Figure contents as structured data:
• • •
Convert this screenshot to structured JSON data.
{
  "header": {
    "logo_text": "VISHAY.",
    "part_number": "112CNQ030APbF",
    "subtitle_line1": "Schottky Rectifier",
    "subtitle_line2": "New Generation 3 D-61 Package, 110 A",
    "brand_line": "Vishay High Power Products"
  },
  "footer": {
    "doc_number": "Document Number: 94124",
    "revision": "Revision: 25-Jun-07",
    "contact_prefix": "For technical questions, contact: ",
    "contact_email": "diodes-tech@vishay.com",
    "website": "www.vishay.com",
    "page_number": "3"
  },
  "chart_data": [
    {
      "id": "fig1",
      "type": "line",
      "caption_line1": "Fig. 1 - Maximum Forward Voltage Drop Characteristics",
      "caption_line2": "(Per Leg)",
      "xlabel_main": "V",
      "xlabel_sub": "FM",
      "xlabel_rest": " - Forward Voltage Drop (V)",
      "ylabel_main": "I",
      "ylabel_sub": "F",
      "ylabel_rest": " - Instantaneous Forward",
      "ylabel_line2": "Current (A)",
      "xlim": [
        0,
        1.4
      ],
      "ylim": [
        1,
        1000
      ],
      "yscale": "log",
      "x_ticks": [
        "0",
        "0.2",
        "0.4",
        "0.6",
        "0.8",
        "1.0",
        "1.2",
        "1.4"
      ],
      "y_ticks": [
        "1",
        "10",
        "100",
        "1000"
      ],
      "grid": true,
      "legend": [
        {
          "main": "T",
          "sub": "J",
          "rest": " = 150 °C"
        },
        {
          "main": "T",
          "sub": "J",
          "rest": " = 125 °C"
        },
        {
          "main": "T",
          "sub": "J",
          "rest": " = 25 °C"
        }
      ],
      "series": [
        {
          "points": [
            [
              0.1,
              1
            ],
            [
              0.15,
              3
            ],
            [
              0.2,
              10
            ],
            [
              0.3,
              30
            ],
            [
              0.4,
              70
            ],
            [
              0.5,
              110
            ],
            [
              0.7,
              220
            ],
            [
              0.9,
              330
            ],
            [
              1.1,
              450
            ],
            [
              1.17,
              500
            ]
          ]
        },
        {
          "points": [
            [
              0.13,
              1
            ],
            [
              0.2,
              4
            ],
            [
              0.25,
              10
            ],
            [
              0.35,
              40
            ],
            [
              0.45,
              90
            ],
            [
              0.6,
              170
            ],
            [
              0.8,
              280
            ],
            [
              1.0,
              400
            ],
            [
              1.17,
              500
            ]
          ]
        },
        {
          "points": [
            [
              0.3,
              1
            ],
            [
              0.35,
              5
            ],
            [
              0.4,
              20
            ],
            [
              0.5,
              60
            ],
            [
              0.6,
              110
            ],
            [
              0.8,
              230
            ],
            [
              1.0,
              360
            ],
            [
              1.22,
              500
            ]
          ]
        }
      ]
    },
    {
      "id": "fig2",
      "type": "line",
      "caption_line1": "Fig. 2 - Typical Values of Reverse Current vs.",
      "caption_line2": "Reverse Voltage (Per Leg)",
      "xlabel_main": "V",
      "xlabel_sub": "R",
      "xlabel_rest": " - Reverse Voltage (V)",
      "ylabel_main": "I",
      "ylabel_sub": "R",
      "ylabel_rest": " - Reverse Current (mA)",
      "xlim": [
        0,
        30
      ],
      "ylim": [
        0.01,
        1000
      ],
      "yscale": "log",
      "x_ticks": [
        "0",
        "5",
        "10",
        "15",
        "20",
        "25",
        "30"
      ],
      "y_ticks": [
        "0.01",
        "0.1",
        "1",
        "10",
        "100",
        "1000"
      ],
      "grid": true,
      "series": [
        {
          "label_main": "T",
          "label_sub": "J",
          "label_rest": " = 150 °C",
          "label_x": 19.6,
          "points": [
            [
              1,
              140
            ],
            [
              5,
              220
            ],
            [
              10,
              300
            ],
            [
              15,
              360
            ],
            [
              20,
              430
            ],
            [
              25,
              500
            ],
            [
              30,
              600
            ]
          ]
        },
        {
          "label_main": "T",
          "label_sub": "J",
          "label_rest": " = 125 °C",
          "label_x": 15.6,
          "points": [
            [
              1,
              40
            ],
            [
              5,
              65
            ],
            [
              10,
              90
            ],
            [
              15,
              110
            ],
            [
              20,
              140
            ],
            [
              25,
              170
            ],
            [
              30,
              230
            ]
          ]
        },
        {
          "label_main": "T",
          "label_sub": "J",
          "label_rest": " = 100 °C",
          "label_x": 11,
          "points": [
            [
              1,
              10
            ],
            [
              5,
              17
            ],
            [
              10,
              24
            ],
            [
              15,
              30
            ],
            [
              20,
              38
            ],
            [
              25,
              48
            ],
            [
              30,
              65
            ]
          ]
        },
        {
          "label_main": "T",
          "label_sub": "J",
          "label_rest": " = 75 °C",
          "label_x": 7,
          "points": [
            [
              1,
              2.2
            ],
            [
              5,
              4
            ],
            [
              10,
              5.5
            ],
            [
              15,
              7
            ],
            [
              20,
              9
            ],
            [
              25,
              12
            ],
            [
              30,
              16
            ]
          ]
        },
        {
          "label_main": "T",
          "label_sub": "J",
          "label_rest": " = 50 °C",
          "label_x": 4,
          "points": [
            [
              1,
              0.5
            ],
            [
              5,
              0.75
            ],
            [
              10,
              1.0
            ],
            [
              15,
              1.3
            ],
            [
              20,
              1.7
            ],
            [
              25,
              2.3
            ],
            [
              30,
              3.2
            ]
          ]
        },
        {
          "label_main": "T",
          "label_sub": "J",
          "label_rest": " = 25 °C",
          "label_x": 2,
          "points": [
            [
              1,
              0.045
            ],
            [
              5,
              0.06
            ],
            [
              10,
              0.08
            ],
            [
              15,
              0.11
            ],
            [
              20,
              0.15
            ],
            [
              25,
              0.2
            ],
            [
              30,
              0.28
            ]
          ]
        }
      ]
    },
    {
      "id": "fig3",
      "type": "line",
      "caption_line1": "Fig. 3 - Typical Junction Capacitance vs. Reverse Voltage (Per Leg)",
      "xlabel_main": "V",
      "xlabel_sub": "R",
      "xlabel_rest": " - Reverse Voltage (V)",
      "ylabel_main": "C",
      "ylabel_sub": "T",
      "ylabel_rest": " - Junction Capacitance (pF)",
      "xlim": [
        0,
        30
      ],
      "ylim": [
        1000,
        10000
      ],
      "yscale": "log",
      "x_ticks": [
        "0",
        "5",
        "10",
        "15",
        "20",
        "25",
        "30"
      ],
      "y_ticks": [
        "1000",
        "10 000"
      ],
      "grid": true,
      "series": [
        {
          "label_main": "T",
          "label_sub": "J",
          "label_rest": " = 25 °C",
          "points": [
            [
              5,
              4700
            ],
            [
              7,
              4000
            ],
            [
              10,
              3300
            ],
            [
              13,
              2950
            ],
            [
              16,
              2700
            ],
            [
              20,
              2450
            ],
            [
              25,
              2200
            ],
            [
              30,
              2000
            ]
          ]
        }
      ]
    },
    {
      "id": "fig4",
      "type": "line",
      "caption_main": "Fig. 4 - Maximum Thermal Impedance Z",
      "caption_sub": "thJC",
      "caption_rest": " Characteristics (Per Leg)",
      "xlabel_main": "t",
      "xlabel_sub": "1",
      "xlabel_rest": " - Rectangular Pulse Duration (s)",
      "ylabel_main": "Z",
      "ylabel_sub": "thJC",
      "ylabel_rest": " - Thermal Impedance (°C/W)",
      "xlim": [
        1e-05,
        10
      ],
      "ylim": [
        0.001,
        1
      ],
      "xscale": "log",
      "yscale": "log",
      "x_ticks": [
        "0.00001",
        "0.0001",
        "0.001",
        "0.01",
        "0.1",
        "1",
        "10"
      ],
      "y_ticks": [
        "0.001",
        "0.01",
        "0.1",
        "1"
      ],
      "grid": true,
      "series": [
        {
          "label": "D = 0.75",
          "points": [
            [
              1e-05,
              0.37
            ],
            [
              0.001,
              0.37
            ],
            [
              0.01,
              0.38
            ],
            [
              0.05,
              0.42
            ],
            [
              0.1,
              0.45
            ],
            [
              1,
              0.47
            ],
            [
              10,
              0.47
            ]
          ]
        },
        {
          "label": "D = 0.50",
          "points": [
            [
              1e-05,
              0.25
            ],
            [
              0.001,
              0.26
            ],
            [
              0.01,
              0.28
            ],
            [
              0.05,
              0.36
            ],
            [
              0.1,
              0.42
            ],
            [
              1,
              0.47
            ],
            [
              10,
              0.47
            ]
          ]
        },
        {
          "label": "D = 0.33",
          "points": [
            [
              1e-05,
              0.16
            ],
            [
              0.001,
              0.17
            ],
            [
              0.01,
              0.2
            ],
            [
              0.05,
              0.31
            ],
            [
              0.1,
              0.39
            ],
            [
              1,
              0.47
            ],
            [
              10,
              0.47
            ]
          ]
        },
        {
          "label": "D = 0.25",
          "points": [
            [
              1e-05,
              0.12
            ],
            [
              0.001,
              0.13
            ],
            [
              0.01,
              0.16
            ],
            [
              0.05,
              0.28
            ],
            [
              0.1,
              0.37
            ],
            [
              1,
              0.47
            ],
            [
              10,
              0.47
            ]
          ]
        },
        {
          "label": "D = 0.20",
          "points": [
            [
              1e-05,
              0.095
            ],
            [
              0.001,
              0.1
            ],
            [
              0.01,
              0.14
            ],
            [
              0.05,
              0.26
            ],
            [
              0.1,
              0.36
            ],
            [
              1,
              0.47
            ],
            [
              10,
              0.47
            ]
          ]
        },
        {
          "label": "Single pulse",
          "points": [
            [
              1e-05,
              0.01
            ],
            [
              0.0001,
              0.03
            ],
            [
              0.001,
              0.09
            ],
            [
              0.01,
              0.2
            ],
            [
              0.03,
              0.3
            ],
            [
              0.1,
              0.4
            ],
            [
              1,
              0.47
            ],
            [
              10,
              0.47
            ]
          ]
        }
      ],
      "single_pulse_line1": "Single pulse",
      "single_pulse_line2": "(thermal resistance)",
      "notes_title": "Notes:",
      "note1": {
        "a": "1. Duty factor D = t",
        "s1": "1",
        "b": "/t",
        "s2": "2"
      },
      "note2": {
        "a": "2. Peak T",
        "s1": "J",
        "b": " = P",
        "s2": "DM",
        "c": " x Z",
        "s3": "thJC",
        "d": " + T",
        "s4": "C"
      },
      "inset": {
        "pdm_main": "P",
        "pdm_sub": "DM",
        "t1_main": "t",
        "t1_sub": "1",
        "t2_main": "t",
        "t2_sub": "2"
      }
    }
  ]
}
• • •
• **WRITTEN PROBLEM**:
Copy all lines of the listing above that contain the string "Reverse".

• **TASK OUTPUT**:
      "caption_line1": "Fig. 2 - Typical Values of Reverse Current vs.",
      "caption_line2": "Reverse Voltage (Per Leg)",
      "xlabel_rest": " - Reverse Voltage (V)",
      "ylabel_rest": " - Reverse Current (mA)",
      "caption_line1": "Fig. 3 - Typical Junction Capacitance vs. Reverse Voltage (Per Leg)",
      "xlabel_rest": " - Reverse Voltage (V)",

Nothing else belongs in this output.